DESCRIPTION OF THE TASK
Continue the article on Hewlett-Packard's software business from its last sentence, in the same reporting style.
━━━━━ TEXT UNDER STUDY
Hewlett-Packard's $1.3 billion software business swung to an $85 million profit last year, from a $49 million loss a year earlier. That's just the warm-up. Within two years, HP says it can reach $2 billion in sales and triple profits.
It plans to do that by snapping up more companies and retooling its sales force to package combinations of servers, software, and consulting services. The bigger aim isn't just bolstering results but also taking on IBM (IBM) as a key supplier of business software. "Software is key to differentiating our hardware and differentiating our services," says Shane Robison, HP's executive vice-president and chief strategy and technology officer. "Software is important across the board.…The one company we're focused on as a competitor is IBM."
The latest arrow in HP's quiver is PolyServe, purchased on Feb. 26 for an undisclosed amount. PolyServe's software can improve the performance of database software used in conjunction with power-efficient blade servers. HP (HPQ) holds nearly 42% of the market for blades, which yield more profits than standard servers based on Intel (INTC) chips, and it wants to widen its lead.
On Feb. 5, HP scooped up Bristol Technology, whose software helps companies assign multistep operations like processing insurance claims and ordering products with the computer systems best equipped to handle them. On Dec. 20, the company bought Bitfone, which makes software for updating companies' PDAs and cell phones with new applications. Next up could be a software maker that specializes in identifying trends from massive volumes of data. A prime candidate, analysts say, is Teradata, the NCR Corp. (NCR) unit that's positioned for a spinout.
In a panel discussion at a venture capital conference in San Francisco on Feb. 27, Robison said chief information officers are more concerned these days with squeezing efficiency out of their fleets of servers, PCs, and cell phones than in buying machines that sport the latest microprocessor. HP's software portfolio could help. "We have a whole new area we can focus R&D," he said.
━━━━━━━━━━
━━━━━ DATASET ENTRIES
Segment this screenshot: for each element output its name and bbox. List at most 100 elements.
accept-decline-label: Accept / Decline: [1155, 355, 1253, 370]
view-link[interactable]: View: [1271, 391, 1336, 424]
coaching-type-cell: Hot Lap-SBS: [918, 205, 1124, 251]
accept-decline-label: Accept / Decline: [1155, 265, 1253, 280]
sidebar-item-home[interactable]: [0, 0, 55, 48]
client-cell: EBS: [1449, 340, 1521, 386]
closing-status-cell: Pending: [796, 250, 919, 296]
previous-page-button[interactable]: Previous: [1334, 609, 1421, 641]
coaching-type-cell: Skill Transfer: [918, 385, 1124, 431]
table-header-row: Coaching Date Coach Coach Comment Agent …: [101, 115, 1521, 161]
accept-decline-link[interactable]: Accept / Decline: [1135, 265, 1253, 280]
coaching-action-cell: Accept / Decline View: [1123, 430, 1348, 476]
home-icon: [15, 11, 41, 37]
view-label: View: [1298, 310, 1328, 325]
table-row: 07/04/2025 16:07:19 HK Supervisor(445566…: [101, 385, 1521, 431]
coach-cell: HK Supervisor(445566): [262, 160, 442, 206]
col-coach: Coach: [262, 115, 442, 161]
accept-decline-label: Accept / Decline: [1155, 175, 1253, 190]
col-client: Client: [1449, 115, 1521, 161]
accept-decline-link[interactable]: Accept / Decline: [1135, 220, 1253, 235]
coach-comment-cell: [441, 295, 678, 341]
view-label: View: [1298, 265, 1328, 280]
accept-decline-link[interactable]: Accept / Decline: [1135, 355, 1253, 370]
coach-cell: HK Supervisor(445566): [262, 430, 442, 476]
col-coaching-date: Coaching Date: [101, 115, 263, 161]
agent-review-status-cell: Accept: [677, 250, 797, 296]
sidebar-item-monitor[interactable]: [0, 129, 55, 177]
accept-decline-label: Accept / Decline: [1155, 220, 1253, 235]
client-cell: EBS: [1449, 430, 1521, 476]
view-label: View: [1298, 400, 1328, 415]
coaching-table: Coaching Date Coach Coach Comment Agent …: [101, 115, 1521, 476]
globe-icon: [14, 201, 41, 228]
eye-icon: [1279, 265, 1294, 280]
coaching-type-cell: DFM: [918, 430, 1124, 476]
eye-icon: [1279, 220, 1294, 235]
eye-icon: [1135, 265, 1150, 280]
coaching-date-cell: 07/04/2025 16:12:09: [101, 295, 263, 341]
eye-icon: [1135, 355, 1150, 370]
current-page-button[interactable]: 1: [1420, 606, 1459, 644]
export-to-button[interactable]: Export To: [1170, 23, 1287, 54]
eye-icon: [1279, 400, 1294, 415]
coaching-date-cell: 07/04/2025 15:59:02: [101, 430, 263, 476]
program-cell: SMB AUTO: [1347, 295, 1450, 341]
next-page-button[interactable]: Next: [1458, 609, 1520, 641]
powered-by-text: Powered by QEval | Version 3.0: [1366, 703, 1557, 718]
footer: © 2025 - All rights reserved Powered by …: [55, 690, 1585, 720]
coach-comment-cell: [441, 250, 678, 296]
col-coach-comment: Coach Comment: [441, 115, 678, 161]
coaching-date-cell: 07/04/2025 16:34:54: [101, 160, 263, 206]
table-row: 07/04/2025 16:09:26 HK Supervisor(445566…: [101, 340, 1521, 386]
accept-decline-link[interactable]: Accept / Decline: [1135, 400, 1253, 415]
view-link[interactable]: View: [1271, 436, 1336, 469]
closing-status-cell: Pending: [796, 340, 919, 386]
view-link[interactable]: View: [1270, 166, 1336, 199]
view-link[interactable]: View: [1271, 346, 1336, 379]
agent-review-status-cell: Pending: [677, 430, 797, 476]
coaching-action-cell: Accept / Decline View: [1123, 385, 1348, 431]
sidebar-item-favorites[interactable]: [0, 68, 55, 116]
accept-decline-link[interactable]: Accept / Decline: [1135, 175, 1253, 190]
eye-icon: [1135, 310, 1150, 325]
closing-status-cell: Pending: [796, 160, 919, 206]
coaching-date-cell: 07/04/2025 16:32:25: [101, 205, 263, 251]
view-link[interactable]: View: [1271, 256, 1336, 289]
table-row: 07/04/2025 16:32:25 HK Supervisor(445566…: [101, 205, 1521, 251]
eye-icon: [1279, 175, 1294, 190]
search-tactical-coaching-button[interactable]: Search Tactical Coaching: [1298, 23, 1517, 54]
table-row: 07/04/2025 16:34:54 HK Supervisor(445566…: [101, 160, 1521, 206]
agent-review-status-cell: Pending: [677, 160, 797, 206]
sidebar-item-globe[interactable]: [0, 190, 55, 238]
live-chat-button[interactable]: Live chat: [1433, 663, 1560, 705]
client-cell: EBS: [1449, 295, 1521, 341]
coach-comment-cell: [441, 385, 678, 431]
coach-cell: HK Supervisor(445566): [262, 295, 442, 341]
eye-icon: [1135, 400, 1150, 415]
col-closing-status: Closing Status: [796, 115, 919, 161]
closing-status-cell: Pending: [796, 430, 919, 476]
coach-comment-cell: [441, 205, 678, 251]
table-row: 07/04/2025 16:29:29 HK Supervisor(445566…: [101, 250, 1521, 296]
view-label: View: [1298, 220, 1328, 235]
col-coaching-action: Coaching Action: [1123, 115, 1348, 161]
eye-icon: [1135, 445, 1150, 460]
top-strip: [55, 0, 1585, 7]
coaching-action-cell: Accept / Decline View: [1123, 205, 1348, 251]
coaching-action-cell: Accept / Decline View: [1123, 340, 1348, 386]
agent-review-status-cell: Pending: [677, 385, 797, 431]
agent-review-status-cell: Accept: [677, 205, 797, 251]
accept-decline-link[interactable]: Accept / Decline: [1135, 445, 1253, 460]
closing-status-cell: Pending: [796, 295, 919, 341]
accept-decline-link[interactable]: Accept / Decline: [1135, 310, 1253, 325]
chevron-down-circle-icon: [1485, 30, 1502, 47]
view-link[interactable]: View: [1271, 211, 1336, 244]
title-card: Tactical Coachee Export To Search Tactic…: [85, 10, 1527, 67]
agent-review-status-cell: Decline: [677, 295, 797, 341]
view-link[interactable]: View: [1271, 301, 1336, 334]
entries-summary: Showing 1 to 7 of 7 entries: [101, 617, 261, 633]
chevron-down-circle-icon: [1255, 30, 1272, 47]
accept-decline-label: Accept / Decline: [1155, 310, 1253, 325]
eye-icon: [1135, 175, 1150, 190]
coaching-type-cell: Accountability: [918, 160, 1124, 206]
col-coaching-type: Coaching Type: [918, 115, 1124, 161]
━━━━━━━━━━
TASK ANSWER
HP is trying to use its considerable software investments to sell more high-margin products in areas such as blade servers, data analysis systems, and consulting services aimed at making corporate computer centers more efficient. In an IT market in which companies are getting maxed out on equipment, software can provide an entrée to new sales. The software push comes as HP Chief Executive Mark Hurd looks for growth from mobile computing, data-center management, and new kinds of printing services, while continuing to pare costs (see BusinessWeek.com, 12/13/06, "The Cuts Aren't Over at HP").
HP could keep top-line growth and profit margins climbing by selling customers software for automating tasks in data centers, ferrying computing workloads to the right machines, and crunching the numbers for their sales and operations—and packaging it all with hardware and consulting. "These software products are the leading indicator for sales in other parts of HP," says Stuart Williams, a senior analyst at consulting company Technology Business Research. "This is if you buy the whole kit and caboodle from HP."
If HP's software gamble pays off, it could help the company meet Wall Street expectations that it can add to profits and increase sales to $104 billion in 2008, vs. $91.7 billion last year.